• _Task instructions_
Transcribe the entries that follow, word for word.

• _Input for this task_

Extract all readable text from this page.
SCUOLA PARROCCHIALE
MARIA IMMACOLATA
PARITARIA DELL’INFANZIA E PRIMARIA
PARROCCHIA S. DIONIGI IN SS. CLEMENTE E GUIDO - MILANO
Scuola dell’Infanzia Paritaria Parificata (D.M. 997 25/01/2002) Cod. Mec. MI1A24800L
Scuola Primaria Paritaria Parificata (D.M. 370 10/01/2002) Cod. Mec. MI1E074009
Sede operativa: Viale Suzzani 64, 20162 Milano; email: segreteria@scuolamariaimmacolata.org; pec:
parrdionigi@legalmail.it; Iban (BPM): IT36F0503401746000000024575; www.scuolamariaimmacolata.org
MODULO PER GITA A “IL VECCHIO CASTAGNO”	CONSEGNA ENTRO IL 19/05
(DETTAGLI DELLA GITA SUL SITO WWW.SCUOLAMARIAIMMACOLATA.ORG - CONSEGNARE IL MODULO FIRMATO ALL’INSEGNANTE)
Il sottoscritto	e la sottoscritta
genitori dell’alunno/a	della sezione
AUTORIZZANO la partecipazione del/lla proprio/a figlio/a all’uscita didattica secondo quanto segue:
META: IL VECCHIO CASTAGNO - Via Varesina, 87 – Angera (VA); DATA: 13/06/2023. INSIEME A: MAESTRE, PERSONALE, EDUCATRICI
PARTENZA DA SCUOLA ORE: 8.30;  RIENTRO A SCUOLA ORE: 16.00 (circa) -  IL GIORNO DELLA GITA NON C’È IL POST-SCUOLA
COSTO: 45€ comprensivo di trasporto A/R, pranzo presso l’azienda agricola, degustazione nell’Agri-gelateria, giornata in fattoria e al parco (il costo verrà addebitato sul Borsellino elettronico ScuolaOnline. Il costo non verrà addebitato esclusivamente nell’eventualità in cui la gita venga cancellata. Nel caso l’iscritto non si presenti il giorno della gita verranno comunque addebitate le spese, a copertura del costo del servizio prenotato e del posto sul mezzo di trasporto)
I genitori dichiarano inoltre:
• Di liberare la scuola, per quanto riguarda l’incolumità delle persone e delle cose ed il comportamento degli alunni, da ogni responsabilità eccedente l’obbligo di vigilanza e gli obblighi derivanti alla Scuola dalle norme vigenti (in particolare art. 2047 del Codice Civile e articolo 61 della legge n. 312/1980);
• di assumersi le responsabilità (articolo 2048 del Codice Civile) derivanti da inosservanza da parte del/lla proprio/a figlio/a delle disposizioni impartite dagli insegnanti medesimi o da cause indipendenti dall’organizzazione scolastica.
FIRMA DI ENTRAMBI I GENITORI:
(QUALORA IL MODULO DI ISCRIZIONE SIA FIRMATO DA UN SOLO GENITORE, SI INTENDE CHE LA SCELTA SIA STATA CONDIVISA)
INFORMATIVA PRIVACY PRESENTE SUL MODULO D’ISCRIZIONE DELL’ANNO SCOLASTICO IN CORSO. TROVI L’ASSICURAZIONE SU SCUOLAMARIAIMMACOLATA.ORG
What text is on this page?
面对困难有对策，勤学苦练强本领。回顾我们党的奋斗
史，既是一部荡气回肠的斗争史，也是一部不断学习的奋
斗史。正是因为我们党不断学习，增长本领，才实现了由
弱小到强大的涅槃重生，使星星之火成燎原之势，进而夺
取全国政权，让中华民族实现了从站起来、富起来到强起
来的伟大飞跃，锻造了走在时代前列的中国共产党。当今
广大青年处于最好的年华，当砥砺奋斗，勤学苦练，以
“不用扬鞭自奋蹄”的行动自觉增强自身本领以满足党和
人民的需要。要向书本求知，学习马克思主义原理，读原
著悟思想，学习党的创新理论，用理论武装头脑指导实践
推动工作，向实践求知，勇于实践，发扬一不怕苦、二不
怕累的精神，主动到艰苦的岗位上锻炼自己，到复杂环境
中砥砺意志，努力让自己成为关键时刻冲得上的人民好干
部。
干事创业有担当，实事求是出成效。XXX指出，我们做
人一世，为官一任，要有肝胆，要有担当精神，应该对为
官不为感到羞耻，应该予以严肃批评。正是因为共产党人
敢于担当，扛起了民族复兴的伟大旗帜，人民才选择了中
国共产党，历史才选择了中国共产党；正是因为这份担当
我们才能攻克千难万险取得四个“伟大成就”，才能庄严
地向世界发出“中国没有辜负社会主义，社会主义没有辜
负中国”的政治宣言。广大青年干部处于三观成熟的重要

• _Worked solution_
Extract all readable text from this page.
SCUOLA PARROCCHIALE
MARIA IMMACOLATA
PARITARIA DELL’INFANZIA E PRIMARIA
PARROCCHIA S. DIONIGI IN SS. CLEMENTE E GUIDO - MILANO
Scuola dell’Infanzia Paritaria Parificata (D.M. 997 25/01/2002) Cod. Mec. MI1A24800L
Scuola Primaria Paritaria Parificata (D.M. 370 10/01/2002) Cod. Mec. MI1E074009
Sede operativa: Viale Suzzani 64, 20162 Milano; email: segreteria@scuolamariaimmacolata.org; pec:
parrdionigi@legalmail.it; Iban (BPM): IT36F0503401746000000024575; www.scuolamariaimmacolata.org
MODULO PER GITA A “IL VECCHIO CASTAGNO”	CONSEGNA ENTRO IL 19/05
(DETTAGLI DELLA GITA SUL SITO WWW.SCUOLAMARIAIMMACOLATA.ORG - CONSEGNARE IL MODULO FIRMATO ALL’INSEGNANTE)
Il sottoscritto	e la sottoscritta
genitori dell’alunno/a	della sezione
AUTORIZZANO la partecipazione del/lla proprio/a figlio/a all’uscita didattica secondo quanto segue:
META: IL VECCHIO CASTAGNO - Via Varesina, 87 – Angera (VA); DATA: 13/06/2023. INSIEME A: MAESTRE, PERSONALE, EDUCATRICI
PARTENZA DA SCUOLA ORE: 8.30;  RIENTRO A SCUOLA ORE: 16.00 (circa) -  IL GIORNO DELLA GITA NON C’È IL POST-SCUOLA
COSTO: 45€ comprensivo di trasporto A/R, pranzo presso l’azienda agricola, degustazione nell’Agri-gelateria, giornata in fattoria e al parco (il costo verrà addebitato sul Borsellino elettronico ScuolaOnline. Il costo non verrà addebitato esclusivamente nell’eventualità in cui la gita venga cancellata. Nel caso l’iscritto non si presenti il giorno della gita verranno comunque addebitate le spese, a copertura del costo del servizio prenotato e del posto sul mezzo di trasporto)
I genitori dichiarano inoltre:
• Di liberare la scuola, per quanto riguarda l’incolumità delle persone e delle cose ed il comportamento degli alunni, da ogni responsabilità eccedente l’obbligo di vigilanza e gli obblighi derivanti alla Scuola dalle norme vigenti (in particolare art. 2047 del Codice Civile e articolo 61 della legge n. 312/1980);
• di assumersi le responsabilità (articolo 2048 del Codice Civile) derivanti da inosservanza da parte del/lla proprio/a figlio/a delle disposizioni impartite dagli insegnanti medesimi o da cause indipendenti dall’organizzazione scolastica.
FIRMA DI ENTRAMBI I GENITORI:
(QUALORA IL MODULO DI ISCRIZIONE SIA FIRMATO DA UN SOLO GENITORE, SI INTENDE CHE LA SCELTA SIA STATA CONDIVISA)
INFORMATIVA PRIVACY PRESENTE SUL MODULO D’ISCRIZIONE DELL’ANNO SCOLASTICO IN CORSO. TROVI L’ASSICURAZIONE SU SCUOLAMARIAIMMACOLATA.ORG
What text is on this page?
面对困难有对策，勤学苦练强本领。回顾我们党的奋斗
史，既是一部荡气回肠的斗争史，也是一部不断学习的奋
斗史。正是因为我们党不断学习，增长本领，才实现了由
弱小到强大的涅槃重生，使星星之火成燎原之势，进而夺
取全国政权，让中华民族实现了从站起来、富起来到强起
来的伟大飞跃，锻造了走在时代前列的中国共产党。当今
广大青年处于最好的年华，当砥砺奋斗，勤学苦练，以
“不用扬鞭自奋蹄”的行动自觉增强自身本领以满足党和
人民的需要。要向书本求知，学习马克思主义原理，读原
著悟思想，学习党的创新理论，用理论武装头脑指导实践
推动工作，向实践求知，勇于实践，发扬一不怕苦、二不
怕累的精神，主动到艰苦的岗位上锻炼自己，到复杂环境
中砥砺意志，努力让自己成为关键时刻冲得上的人民好干
部。
干事创业有担当，实事求是出成效。XXX指出，我们做
人一世，为官一任，要有肝胆，要有担当精神，应该对为
官不为感到羞耻，应该予以严肃批评。正是因为共产党人
敢于担当，扛起了民族复兴的伟大旗帜，人民才选择了中
国共产党，历史才选择了中国共产党；正是因为这份担当
我们才能攻克千难万险取得四个“伟大成就”，才能庄严
地向世界发出“中国没有辜负社会主义，社会主义没有辜
负中国”的政治宣言。广大青年干部处于三观成熟的重要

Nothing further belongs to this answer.